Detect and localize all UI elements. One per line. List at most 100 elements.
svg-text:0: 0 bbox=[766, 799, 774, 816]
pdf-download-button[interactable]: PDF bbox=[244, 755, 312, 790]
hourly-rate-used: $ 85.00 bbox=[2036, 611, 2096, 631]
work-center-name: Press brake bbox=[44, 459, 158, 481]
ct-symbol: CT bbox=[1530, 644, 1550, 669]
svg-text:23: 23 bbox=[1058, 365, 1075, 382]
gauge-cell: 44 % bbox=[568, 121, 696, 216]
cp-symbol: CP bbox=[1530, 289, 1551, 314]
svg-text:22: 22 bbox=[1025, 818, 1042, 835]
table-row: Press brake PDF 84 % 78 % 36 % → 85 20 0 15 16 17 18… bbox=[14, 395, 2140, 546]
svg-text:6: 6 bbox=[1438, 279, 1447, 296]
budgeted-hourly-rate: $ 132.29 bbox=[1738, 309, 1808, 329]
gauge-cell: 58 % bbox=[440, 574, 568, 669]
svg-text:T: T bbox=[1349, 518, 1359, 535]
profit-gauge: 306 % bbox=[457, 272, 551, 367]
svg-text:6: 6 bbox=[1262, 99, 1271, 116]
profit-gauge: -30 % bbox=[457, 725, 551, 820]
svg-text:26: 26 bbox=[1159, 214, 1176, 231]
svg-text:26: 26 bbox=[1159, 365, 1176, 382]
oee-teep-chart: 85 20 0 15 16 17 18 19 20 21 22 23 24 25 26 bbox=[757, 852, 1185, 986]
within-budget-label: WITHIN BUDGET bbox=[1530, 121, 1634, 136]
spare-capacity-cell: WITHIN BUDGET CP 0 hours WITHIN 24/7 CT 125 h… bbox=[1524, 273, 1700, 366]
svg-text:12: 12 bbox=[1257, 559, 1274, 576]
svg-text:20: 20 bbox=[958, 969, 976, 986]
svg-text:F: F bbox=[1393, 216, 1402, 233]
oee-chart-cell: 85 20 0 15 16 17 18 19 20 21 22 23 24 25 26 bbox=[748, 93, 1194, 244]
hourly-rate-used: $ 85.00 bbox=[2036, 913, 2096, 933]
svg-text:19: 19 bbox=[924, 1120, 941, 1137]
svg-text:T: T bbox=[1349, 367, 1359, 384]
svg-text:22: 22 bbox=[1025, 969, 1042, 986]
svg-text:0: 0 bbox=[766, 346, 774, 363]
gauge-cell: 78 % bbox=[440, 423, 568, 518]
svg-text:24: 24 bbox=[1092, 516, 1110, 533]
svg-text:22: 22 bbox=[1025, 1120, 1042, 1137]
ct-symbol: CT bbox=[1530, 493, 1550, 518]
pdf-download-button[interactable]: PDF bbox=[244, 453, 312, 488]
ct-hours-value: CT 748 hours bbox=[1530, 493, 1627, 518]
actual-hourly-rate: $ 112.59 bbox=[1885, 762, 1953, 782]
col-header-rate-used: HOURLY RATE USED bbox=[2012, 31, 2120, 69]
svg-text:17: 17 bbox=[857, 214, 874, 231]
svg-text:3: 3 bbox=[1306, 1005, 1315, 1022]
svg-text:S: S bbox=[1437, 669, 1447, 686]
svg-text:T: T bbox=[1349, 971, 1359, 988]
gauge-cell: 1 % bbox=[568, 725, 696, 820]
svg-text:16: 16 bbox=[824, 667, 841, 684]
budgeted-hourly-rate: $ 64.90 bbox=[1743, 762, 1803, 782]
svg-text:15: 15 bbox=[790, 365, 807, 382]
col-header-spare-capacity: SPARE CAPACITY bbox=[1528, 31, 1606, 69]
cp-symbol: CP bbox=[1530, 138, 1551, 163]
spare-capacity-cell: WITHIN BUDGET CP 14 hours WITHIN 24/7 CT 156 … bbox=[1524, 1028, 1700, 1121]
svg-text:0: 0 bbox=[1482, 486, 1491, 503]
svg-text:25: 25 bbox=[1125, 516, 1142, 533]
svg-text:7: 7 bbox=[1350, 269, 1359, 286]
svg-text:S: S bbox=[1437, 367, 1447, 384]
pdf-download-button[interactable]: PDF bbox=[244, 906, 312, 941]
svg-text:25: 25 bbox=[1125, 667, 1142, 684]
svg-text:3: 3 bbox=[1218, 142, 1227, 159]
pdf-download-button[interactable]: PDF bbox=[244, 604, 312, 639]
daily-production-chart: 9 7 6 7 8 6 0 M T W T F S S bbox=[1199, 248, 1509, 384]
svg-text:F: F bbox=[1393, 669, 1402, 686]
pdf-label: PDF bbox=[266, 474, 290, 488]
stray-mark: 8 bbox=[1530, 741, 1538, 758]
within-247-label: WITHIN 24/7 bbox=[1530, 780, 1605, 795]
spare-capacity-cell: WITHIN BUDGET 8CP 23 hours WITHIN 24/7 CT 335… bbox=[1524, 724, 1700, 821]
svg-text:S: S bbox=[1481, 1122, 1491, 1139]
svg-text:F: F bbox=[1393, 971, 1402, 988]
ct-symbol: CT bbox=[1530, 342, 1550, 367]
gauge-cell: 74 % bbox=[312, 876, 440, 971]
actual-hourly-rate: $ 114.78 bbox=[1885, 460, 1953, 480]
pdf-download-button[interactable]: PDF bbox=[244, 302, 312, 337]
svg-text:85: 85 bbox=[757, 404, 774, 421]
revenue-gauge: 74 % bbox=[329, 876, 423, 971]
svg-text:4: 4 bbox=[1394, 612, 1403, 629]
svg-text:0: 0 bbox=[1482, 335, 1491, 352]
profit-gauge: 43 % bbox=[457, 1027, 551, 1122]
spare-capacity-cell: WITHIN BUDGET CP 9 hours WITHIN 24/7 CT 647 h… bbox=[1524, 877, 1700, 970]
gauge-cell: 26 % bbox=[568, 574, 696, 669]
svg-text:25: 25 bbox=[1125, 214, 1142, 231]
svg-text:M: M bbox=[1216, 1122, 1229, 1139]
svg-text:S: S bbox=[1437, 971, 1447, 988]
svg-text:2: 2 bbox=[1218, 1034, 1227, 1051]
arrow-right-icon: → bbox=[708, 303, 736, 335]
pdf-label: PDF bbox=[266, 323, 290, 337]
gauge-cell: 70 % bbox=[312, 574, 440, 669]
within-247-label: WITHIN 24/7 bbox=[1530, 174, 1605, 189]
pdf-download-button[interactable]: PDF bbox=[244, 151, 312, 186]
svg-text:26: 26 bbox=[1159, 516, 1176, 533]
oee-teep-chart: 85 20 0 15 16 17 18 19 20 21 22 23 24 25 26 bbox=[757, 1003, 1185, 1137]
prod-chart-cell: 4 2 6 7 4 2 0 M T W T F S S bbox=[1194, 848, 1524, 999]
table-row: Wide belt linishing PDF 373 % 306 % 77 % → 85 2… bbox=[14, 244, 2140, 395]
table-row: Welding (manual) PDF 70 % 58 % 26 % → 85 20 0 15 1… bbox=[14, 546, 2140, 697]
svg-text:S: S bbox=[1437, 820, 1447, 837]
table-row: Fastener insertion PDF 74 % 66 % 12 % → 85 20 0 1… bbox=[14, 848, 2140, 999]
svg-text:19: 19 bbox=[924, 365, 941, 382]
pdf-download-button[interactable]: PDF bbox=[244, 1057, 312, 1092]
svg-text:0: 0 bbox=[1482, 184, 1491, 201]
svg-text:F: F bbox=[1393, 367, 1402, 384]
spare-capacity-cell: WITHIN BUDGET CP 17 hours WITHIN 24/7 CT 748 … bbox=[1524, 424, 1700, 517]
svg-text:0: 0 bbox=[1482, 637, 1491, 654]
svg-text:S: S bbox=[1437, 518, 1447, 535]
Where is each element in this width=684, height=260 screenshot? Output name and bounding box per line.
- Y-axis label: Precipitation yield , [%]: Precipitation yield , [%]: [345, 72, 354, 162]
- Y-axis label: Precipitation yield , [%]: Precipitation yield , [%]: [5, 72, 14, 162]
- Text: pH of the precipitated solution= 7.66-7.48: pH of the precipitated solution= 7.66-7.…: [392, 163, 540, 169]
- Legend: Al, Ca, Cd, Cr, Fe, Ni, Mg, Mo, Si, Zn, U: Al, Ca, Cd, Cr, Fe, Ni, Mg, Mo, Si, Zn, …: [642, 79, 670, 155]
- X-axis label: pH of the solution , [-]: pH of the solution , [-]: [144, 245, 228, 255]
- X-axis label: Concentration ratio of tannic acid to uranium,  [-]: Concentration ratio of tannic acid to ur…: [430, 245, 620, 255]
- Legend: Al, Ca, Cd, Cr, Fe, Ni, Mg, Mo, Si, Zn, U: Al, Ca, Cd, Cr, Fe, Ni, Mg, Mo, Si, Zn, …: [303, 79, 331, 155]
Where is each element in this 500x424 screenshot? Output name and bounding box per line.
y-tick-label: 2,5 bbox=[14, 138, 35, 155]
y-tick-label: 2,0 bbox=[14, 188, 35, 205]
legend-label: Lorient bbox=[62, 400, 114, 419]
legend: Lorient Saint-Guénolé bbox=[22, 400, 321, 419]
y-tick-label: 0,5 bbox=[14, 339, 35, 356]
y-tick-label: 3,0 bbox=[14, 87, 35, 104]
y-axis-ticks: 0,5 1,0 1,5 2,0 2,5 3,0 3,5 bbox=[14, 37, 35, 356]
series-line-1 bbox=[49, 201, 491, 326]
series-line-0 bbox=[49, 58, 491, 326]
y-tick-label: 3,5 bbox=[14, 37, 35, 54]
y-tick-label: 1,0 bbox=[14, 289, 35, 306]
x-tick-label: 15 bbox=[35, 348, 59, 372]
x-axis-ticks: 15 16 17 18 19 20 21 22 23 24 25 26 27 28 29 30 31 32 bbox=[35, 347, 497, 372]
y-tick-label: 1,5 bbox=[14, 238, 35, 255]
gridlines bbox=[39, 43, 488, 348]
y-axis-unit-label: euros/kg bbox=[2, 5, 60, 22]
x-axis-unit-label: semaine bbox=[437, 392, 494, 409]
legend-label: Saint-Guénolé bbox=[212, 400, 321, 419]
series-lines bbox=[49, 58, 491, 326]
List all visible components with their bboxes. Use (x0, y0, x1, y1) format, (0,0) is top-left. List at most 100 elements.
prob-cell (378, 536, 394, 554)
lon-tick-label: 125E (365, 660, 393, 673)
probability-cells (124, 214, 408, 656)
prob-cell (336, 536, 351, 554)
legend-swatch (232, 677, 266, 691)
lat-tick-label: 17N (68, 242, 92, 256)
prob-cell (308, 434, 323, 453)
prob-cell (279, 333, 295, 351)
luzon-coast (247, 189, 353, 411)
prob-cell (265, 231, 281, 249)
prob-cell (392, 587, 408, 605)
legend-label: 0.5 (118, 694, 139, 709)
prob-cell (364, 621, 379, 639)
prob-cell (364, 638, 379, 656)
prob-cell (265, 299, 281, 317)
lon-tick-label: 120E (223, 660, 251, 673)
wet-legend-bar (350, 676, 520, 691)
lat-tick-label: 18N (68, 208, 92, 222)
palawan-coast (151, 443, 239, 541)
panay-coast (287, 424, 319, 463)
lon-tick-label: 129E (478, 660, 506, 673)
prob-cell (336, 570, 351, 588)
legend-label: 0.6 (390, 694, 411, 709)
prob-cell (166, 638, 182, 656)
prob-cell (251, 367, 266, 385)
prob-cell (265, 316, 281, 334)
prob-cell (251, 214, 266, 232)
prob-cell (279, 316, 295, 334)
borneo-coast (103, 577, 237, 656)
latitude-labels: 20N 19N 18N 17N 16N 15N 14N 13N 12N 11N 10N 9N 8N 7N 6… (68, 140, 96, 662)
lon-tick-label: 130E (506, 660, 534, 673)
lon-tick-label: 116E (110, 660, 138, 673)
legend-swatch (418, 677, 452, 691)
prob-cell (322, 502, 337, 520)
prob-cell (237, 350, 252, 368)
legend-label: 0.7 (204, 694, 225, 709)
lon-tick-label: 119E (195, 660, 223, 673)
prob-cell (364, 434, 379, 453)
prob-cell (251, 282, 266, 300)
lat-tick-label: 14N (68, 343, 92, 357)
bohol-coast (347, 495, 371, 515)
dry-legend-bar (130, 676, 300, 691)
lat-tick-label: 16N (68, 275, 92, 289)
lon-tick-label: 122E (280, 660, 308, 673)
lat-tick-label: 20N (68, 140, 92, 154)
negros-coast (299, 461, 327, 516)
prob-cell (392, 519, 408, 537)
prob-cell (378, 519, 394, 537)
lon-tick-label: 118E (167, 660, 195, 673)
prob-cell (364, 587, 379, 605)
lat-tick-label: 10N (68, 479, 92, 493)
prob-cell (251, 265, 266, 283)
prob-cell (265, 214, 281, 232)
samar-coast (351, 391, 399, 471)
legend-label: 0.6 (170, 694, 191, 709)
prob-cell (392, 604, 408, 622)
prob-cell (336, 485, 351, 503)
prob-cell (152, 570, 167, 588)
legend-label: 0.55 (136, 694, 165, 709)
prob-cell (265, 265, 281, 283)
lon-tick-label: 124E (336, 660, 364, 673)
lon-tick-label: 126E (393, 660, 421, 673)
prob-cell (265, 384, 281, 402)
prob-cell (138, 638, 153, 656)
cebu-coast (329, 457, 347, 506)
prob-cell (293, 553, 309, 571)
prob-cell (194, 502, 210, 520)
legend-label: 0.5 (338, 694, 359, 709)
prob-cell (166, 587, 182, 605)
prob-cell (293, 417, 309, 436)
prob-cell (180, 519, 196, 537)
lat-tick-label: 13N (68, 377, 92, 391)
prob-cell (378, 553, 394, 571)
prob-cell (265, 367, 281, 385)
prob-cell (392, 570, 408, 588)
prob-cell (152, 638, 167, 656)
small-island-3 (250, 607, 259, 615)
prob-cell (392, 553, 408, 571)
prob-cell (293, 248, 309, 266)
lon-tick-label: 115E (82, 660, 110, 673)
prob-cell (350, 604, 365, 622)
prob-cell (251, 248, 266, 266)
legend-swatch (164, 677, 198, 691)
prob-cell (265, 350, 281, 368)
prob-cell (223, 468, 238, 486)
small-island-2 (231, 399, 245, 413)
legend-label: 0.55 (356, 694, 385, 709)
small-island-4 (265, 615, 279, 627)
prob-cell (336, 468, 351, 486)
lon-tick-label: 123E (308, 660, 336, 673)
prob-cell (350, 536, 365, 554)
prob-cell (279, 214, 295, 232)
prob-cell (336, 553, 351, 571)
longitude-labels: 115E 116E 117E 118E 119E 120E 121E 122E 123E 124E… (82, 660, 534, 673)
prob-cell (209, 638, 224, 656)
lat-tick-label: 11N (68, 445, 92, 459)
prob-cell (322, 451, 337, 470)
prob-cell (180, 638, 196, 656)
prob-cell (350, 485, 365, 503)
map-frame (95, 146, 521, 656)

*Task*
Copy out every line above, from the first one down to the line containing "gauge-cell: 1 % bbox=[568, 725, 696, 820]", with both ends included.

*Result*
Detect and localize all UI elements. One per line. List at most 100 elements.
svg-text:0: 0 bbox=[766, 799, 774, 816]
pdf-download-button[interactable]: PDF bbox=[244, 755, 312, 790]
hourly-rate-used: $ 85.00 bbox=[2036, 611, 2096, 631]
work-center-name: Press brake bbox=[44, 459, 158, 481]
ct-symbol: CT bbox=[1530, 644, 1550, 669]
svg-text:23: 23 bbox=[1058, 365, 1075, 382]
gauge-cell: 44 % bbox=[568, 121, 696, 216]
cp-symbol: CP bbox=[1530, 289, 1551, 314]
svg-text:22: 22 bbox=[1025, 818, 1042, 835]
table-row: Press brake PDF 84 % 78 % 36 % → 85 20 0 15 16 17 18… bbox=[14, 395, 2140, 546]
svg-text:6: 6 bbox=[1438, 279, 1447, 296]
budgeted-hourly-rate: $ 132.29 bbox=[1738, 309, 1808, 329]
gauge-cell: 58 % bbox=[440, 574, 568, 669]
svg-text:T: T bbox=[1349, 518, 1359, 535]
profit-gauge: 306 % bbox=[457, 272, 551, 367]
svg-text:6: 6 bbox=[1262, 99, 1271, 116]
profit-gauge: -30 % bbox=[457, 725, 551, 820]
svg-text:26: 26 bbox=[1159, 214, 1176, 231]
svg-text:26: 26 bbox=[1159, 365, 1176, 382]
oee-teep-chart: 85 20 0 15 16 17 18 19 20 21 22 23 24 25 26 bbox=[757, 852, 1185, 986]
within-budget-label: WITHIN BUDGET bbox=[1530, 121, 1634, 136]
spare-capacity-cell: WITHIN BUDGET CP 0 hours WITHIN 24/7 CT 125 h… bbox=[1524, 273, 1700, 366]
svg-text:12: 12 bbox=[1257, 559, 1274, 576]
svg-text:20: 20 bbox=[958, 969, 976, 986]
svg-text:F: F bbox=[1393, 216, 1402, 233]
oee-chart-cell: 85 20 0 15 16 17 18 19 20 21 22 23 24 25 26 bbox=[748, 93, 1194, 244]
hourly-rate-used: $ 85.00 bbox=[2036, 913, 2096, 933]
svg-text:19: 19 bbox=[924, 1120, 941, 1137]
svg-text:T: T bbox=[1349, 367, 1359, 384]
svg-text:22: 22 bbox=[1025, 969, 1042, 986]
svg-text:0: 0 bbox=[766, 346, 774, 363]
gauge-cell: 78 % bbox=[440, 423, 568, 518]
svg-text:24: 24 bbox=[1092, 516, 1110, 533]
svg-text:22: 22 bbox=[1025, 1120, 1042, 1137]
ct-symbol: CT bbox=[1530, 493, 1550, 518]
pdf-download-button[interactable]: PDF bbox=[244, 453, 312, 488]
ct-hours-value: CT 748 hours bbox=[1530, 493, 1627, 518]
actual-hourly-rate: $ 112.59 bbox=[1885, 762, 1953, 782]
col-header-rate-used: HOURLY RATE USED bbox=[2012, 31, 2120, 69]
svg-text:17: 17 bbox=[857, 214, 874, 231]
svg-text:3: 3 bbox=[1306, 1005, 1315, 1022]
svg-text:S: S bbox=[1437, 669, 1447, 686]
svg-text:T: T bbox=[1349, 971, 1359, 988]
gauge-cell: 1 % bbox=[568, 725, 696, 820]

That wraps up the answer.